**DATA SHOWN:**
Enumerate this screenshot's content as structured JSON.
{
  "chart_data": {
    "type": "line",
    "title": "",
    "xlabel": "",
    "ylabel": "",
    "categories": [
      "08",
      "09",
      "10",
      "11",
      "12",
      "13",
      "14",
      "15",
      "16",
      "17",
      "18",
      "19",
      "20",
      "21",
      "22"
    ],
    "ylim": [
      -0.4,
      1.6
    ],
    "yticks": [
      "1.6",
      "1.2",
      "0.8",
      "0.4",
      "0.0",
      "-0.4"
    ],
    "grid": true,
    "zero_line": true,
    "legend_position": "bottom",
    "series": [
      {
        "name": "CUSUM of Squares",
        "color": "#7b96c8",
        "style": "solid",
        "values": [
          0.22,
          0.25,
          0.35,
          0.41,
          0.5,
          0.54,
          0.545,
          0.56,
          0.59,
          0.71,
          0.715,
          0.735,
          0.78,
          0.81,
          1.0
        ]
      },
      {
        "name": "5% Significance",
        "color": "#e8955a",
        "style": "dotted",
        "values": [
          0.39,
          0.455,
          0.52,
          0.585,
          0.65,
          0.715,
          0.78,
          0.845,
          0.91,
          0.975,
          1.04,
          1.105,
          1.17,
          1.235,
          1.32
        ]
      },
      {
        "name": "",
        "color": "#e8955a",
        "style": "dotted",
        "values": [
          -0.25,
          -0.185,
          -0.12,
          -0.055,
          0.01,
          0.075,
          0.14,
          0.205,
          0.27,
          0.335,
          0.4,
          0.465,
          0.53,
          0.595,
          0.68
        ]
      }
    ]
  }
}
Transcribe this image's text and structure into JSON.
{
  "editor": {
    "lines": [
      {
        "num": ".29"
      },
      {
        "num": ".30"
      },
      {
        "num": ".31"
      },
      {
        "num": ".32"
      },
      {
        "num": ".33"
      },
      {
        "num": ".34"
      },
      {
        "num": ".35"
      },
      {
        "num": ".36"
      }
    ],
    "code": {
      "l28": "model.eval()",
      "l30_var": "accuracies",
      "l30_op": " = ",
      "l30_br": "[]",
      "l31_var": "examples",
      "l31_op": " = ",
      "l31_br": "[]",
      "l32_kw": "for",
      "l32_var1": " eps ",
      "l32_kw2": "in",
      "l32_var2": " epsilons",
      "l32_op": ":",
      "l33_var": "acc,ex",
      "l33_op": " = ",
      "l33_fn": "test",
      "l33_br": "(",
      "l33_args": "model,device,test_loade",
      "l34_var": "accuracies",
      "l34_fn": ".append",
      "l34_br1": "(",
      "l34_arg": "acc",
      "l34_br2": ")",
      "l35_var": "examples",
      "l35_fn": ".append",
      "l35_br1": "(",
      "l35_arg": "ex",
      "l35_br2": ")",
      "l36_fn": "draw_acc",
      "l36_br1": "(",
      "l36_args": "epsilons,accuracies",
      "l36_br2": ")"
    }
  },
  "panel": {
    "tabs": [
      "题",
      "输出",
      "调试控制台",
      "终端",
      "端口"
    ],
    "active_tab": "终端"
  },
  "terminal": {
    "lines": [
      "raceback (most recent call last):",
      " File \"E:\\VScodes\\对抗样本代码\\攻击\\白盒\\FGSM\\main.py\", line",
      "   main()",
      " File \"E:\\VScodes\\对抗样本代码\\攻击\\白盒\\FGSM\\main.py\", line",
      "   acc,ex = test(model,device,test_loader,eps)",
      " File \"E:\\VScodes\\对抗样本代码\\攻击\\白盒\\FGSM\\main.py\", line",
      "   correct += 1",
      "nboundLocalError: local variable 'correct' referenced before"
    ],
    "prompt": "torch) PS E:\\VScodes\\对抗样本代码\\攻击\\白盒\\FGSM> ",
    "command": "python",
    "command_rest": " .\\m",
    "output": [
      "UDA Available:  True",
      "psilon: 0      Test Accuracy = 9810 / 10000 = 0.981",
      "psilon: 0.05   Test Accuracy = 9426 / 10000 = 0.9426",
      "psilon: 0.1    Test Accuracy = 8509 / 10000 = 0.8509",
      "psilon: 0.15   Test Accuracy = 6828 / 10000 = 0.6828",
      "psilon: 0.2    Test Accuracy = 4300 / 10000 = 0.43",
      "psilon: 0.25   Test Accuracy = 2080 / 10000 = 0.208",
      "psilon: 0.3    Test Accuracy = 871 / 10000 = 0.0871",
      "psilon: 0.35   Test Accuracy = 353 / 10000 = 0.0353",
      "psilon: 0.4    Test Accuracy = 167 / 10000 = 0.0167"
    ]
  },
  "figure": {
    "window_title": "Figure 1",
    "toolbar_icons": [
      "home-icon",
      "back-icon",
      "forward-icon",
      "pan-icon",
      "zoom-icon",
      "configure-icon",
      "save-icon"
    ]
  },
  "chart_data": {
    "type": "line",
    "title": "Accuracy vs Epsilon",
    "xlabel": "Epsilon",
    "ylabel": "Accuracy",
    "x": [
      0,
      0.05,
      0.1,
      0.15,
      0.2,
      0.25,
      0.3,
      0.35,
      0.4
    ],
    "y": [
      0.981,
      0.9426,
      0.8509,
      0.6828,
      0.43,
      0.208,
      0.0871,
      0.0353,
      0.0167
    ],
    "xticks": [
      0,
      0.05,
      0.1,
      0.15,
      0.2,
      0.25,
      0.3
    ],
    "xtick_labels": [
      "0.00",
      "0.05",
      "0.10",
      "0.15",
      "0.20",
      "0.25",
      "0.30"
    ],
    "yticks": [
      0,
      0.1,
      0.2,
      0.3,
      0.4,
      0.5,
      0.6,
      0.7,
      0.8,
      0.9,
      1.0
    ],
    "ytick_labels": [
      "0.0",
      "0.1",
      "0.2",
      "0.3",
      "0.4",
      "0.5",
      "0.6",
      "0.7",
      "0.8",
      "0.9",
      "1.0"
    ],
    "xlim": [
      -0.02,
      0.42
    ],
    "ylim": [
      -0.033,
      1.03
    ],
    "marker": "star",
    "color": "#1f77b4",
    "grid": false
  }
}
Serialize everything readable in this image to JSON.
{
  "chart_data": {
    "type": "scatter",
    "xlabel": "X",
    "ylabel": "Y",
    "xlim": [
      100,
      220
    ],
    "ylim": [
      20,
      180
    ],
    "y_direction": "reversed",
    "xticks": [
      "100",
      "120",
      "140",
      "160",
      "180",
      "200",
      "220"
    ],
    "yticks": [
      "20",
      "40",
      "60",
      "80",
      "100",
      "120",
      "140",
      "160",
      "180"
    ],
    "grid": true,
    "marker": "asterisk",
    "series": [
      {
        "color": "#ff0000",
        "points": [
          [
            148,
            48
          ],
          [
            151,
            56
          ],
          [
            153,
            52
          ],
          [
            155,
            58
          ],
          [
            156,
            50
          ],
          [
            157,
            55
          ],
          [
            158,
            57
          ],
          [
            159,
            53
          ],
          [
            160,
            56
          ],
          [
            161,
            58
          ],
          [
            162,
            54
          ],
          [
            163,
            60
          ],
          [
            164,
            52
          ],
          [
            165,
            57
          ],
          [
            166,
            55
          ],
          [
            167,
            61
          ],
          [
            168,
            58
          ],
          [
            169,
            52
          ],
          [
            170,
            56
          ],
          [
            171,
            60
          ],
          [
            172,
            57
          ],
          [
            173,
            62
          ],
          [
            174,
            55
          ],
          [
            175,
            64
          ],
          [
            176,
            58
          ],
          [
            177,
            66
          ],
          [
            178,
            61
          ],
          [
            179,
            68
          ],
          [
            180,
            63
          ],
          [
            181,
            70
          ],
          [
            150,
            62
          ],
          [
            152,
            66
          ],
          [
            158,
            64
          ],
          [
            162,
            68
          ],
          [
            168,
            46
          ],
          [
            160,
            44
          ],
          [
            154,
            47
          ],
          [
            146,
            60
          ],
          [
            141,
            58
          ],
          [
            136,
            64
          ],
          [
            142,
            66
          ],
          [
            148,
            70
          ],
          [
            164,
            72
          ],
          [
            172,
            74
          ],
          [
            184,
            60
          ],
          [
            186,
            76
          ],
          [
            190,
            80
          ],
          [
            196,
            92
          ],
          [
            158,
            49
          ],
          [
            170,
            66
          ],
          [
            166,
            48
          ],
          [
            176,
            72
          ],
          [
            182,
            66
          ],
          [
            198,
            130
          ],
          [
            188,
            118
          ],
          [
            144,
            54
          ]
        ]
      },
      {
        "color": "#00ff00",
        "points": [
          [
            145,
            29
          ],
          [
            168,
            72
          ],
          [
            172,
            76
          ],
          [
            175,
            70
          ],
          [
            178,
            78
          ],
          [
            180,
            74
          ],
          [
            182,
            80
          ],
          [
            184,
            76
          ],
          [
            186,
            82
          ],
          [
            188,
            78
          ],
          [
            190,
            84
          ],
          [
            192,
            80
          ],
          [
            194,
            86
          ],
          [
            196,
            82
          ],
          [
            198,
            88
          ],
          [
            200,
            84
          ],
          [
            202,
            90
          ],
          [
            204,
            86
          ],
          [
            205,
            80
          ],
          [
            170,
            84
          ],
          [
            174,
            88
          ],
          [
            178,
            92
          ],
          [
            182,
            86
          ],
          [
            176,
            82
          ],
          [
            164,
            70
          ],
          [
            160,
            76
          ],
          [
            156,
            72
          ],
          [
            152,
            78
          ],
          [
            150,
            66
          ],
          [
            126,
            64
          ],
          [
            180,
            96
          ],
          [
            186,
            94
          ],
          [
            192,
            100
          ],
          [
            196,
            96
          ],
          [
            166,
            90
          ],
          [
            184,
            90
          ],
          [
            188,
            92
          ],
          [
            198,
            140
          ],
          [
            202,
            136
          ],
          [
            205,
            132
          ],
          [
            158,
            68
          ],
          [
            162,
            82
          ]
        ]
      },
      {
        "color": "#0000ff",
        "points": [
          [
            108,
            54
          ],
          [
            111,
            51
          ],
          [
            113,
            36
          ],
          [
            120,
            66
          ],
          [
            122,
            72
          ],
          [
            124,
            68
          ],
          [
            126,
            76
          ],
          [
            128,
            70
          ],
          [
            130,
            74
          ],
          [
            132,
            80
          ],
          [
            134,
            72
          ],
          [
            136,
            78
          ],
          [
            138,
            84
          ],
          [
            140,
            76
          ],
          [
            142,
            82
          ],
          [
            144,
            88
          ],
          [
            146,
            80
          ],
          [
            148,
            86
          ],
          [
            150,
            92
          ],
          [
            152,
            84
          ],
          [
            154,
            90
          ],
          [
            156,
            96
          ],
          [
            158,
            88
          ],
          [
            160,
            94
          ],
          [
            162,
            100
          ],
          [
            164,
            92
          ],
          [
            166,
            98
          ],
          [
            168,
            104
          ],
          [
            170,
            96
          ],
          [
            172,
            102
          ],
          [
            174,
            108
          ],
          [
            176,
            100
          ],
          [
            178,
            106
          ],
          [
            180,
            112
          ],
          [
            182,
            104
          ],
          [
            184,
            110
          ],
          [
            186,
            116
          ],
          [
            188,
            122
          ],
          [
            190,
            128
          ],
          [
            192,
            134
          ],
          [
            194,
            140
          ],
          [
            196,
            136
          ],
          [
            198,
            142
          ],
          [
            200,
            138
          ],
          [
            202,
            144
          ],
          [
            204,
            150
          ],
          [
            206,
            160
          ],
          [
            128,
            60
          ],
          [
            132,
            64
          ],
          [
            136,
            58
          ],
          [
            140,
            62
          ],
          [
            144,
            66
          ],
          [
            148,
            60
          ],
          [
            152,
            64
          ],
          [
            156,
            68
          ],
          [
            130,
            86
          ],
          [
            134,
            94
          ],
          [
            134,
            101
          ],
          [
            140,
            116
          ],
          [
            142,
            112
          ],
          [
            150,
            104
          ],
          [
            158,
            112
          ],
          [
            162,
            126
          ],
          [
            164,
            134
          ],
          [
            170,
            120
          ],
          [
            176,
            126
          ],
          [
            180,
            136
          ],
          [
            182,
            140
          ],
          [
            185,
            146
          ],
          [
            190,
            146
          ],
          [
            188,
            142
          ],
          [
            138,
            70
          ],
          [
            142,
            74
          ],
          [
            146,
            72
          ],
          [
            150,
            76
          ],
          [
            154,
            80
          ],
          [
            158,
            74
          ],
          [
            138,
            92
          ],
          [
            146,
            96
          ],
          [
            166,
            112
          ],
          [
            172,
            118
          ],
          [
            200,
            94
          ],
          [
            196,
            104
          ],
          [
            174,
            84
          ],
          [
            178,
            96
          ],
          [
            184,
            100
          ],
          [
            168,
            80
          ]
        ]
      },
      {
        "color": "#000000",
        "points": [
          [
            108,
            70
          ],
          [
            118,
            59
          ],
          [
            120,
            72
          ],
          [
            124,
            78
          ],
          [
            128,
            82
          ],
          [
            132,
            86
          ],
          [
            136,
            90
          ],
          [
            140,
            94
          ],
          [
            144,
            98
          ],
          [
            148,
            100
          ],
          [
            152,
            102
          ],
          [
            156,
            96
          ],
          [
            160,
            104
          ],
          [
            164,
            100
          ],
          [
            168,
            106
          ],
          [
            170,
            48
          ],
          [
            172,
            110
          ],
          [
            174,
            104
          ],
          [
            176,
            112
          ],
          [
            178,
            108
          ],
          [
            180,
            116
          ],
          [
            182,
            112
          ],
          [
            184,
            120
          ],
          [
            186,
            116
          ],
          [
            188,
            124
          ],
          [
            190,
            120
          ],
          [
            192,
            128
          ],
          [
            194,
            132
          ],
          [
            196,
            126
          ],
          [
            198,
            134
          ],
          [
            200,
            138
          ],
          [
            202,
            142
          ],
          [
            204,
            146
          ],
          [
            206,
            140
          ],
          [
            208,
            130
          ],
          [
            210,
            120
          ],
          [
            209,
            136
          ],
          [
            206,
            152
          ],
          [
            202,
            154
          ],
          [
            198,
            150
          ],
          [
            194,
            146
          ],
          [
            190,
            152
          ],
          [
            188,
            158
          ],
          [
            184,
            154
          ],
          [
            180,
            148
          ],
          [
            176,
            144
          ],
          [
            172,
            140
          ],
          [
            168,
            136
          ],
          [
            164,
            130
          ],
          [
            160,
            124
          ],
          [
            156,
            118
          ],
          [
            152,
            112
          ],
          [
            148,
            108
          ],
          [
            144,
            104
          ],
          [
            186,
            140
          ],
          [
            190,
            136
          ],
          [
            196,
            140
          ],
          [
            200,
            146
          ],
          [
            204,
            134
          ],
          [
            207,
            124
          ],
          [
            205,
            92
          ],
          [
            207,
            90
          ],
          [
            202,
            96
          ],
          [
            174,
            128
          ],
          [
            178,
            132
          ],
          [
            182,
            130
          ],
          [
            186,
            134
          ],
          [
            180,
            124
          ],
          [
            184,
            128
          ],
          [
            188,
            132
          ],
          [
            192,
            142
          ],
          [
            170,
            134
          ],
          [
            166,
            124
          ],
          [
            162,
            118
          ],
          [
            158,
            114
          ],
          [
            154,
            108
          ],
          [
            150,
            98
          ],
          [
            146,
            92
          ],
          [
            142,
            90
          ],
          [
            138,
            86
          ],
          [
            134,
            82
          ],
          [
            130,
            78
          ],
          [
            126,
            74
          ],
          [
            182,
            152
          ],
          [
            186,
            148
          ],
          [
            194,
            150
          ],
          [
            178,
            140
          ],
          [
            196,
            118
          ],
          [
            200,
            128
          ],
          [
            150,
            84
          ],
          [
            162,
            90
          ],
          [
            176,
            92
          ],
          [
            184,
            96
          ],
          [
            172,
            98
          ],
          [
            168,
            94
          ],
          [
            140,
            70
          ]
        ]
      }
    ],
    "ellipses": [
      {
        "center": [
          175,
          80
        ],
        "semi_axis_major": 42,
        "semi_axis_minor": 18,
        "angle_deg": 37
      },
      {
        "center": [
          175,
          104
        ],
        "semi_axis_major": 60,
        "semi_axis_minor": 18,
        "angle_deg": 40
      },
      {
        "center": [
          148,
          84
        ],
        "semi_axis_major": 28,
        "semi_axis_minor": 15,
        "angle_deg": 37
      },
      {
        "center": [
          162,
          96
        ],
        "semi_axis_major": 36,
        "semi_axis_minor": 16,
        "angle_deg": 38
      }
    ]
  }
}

**EXERCISE BRIEF:** Keep only those lines of the records that hold "device", and return them.

**FINISHED EXERCISE:**
      "l33_args": "model,device,test_loade",
      "   acc,ex = test(model,device,test_loader,eps)",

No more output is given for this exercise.